Dataset records:
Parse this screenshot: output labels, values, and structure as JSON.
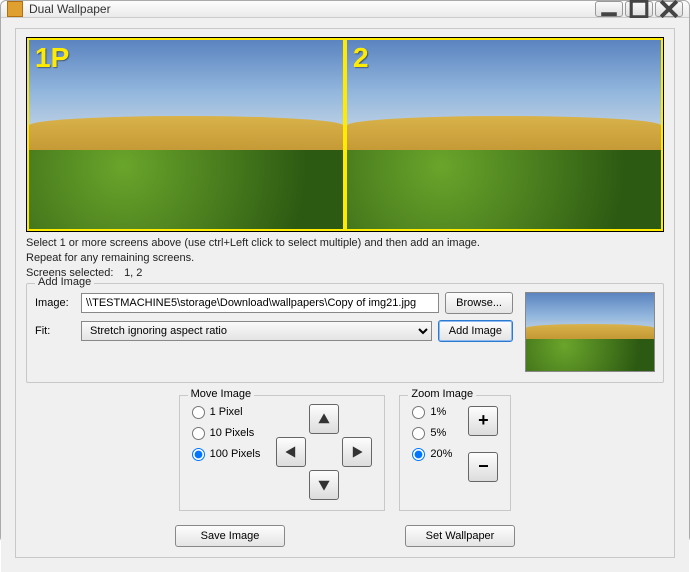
{
  "window": {
    "title": "Dual Wallpaper"
  },
  "screens": [
    {
      "label": "1P"
    },
    {
      "label": "2"
    }
  ],
  "instructions": {
    "line1": "Select 1 or more screens above (use ctrl+Left click to select multiple) and then add an image.",
    "line2": "Repeat for any remaining screens.",
    "selected_label": "Screens selected:",
    "selected_value": "1, 2"
  },
  "add_image": {
    "legend": "Add Image",
    "image_label": "Image:",
    "image_path": "\\\\TESTMACHINE5\\storage\\Download\\wallpapers\\Copy of img21.jpg",
    "browse_label": "Browse...",
    "fit_label": "Fit:",
    "fit_value": "Stretch ignoring aspect ratio",
    "add_label": "Add Image"
  },
  "move": {
    "legend": "Move Image",
    "options": [
      {
        "label": "1 Pixel",
        "checked": false
      },
      {
        "label": "10 Pixels",
        "checked": false
      },
      {
        "label": "100 Pixels",
        "checked": true
      }
    ]
  },
  "zoom": {
    "legend": "Zoom Image",
    "options": [
      {
        "label": "1%",
        "checked": false
      },
      {
        "label": "5%",
        "checked": false
      },
      {
        "label": "20%",
        "checked": true
      }
    ],
    "plus": "+",
    "minus": "−"
  },
  "buttons": {
    "save": "Save Image",
    "set": "Set Wallpaper"
  }
}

__Your objective__: Leaving aside the images, write out the entries above word for word.

__Written solution__:
Parse this screenshot: output labels, values, and structure as JSON.
{
  "window": {
    "title": "Dual Wallpaper"
  },
  "screens": [
    {
      "label": "1P"
    },
    {
      "label": "2"
    }
  ],
  "instructions": {
    "line1": "Select 1 or more screens above (use ctrl+Left click to select multiple) and then add an image.",
    "line2": "Repeat for any remaining screens.",
    "selected_label": "Screens selected:",
    "selected_value": "1, 2"
  },
  "add_image": {
    "legend": "Add Image",
    "image_label": "Image:",
    "image_path": "\\\\TESTMACHINE5\\storage\\Download\\wallpapers\\Copy of img21.jpg",
    "browse_label": "Browse...",
    "fit_label": "Fit:",
    "fit_value": "Stretch ignoring aspect ratio",
    "add_label": "Add Image"
  },
  "move": {
    "legend": "Move Image",
    "options": [
      {
        "label": "1 Pixel",
        "checked": false
      },
      {
        "label": "10 Pixels",
        "checked": false
      },
      {
        "label": "100 Pixels",
        "checked": true
      }
    ]
  },
  "zoom": {
    "legend": "Zoom Image",
    "options": [
      {
        "label": "1%",
        "checked": false
      },
      {
        "label": "5%",
        "checked": false
      },
      {
        "label": "20%",
        "checked": true
      }
    ],
    "plus": "+",
    "minus": "−"
  },
  "buttons": {
    "save": "Save Image",
    "set": "Set Wallpaper"
  }
}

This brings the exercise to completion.